Saved entries
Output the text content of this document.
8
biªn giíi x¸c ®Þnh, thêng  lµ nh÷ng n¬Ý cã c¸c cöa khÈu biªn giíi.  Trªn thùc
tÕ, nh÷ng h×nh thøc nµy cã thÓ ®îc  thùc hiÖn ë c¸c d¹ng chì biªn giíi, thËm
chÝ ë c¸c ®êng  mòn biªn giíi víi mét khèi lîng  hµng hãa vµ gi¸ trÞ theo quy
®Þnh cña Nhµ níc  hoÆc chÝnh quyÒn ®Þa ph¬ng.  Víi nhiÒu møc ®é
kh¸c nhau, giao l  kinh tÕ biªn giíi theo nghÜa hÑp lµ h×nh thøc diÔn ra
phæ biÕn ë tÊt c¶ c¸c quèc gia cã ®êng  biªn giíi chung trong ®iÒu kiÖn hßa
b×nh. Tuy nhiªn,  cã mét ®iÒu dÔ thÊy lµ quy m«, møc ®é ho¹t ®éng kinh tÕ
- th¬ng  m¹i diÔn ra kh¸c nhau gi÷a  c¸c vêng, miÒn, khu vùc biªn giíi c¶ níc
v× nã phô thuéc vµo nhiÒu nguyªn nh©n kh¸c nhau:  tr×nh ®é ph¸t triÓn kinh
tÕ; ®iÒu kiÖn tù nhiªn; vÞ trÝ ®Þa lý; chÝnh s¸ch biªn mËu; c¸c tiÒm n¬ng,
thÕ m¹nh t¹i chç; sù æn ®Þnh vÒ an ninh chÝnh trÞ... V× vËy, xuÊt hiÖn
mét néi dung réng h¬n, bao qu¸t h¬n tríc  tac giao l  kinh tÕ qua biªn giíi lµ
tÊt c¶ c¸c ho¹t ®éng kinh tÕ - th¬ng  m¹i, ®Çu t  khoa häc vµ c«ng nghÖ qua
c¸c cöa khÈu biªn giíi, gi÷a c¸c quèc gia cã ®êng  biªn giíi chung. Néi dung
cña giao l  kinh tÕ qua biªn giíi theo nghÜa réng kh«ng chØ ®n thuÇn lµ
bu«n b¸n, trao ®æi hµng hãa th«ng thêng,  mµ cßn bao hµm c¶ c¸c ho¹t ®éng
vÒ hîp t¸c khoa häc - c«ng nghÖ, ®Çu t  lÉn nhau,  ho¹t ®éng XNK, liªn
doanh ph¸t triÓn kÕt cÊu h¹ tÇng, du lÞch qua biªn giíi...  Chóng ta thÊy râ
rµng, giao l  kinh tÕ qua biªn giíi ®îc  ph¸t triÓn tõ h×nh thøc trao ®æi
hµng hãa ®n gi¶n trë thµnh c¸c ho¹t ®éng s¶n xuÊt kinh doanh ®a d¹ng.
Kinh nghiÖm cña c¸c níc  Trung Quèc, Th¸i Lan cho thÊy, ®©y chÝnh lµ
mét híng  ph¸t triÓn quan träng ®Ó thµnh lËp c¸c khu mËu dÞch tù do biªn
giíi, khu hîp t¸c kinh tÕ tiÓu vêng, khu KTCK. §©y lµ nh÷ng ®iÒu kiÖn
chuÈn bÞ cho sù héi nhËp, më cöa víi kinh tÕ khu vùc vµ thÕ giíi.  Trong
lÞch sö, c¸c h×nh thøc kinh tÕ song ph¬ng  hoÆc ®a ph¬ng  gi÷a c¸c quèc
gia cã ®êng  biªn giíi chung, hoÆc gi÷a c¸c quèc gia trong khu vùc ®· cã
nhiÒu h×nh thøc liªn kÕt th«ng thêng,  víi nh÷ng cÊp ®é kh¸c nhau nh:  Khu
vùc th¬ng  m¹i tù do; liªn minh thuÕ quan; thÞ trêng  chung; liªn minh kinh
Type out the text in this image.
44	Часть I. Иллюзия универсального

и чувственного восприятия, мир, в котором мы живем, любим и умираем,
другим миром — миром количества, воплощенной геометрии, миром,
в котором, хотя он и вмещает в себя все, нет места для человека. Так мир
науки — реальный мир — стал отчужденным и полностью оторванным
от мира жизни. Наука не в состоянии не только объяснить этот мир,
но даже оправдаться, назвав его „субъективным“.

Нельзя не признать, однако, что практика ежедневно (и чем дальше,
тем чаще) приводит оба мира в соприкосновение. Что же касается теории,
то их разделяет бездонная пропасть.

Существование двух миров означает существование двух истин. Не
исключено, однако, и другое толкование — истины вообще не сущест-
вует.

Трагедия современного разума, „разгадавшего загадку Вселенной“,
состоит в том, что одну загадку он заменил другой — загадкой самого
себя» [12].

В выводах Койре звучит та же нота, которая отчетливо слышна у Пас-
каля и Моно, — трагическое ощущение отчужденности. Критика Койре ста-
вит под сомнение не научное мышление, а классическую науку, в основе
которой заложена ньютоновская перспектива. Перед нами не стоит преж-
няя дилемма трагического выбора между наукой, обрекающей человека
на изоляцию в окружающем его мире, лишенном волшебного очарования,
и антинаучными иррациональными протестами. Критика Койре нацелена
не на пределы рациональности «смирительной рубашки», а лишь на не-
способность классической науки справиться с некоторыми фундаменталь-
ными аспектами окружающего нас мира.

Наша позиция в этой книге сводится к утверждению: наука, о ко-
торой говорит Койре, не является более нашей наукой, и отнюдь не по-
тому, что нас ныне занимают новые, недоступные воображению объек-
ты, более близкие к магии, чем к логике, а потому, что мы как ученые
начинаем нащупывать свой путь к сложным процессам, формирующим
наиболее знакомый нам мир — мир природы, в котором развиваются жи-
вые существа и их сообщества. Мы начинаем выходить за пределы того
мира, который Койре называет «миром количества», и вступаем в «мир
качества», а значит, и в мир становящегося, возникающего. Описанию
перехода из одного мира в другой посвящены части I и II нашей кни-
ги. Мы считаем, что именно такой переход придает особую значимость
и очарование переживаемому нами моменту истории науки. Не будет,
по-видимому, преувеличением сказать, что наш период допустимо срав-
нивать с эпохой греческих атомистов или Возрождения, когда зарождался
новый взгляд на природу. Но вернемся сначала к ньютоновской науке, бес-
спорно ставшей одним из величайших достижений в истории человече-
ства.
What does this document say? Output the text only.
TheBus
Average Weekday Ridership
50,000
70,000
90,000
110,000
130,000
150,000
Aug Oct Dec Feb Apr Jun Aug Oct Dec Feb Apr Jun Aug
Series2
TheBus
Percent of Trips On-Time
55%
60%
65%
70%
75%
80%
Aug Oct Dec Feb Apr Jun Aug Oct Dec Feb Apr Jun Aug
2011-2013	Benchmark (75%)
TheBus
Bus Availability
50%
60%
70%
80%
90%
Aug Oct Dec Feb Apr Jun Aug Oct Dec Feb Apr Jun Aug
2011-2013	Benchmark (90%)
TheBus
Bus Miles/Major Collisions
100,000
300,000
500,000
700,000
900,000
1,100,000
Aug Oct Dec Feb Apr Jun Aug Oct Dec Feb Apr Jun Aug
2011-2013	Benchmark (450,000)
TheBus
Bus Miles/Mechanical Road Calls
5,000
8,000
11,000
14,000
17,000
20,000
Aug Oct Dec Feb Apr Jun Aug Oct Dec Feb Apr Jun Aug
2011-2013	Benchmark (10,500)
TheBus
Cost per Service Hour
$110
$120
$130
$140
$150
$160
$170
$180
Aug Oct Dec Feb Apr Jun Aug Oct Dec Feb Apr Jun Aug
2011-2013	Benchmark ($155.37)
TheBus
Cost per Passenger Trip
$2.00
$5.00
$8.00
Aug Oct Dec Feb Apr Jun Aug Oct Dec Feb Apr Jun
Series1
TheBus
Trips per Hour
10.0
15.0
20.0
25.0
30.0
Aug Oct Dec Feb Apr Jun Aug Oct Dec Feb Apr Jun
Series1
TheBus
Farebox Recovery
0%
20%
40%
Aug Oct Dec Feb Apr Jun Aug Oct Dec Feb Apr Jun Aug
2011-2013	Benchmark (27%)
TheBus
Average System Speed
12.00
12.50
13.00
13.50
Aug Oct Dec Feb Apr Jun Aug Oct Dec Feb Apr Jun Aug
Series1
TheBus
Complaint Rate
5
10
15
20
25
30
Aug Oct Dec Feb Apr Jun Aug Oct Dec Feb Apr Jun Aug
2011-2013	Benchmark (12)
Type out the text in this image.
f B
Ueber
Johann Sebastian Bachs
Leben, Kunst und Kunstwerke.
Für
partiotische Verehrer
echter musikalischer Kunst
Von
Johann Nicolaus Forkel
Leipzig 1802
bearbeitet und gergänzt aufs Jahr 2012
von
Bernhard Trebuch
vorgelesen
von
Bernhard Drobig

* **Problem to work on**:
Scan the material above for the word "text". Copy each line where it occurs.

* **Written answer**:
Output the text content of this document.
Type out the text in this image.
What does this document say? Output the text only.
Type out the text in this image.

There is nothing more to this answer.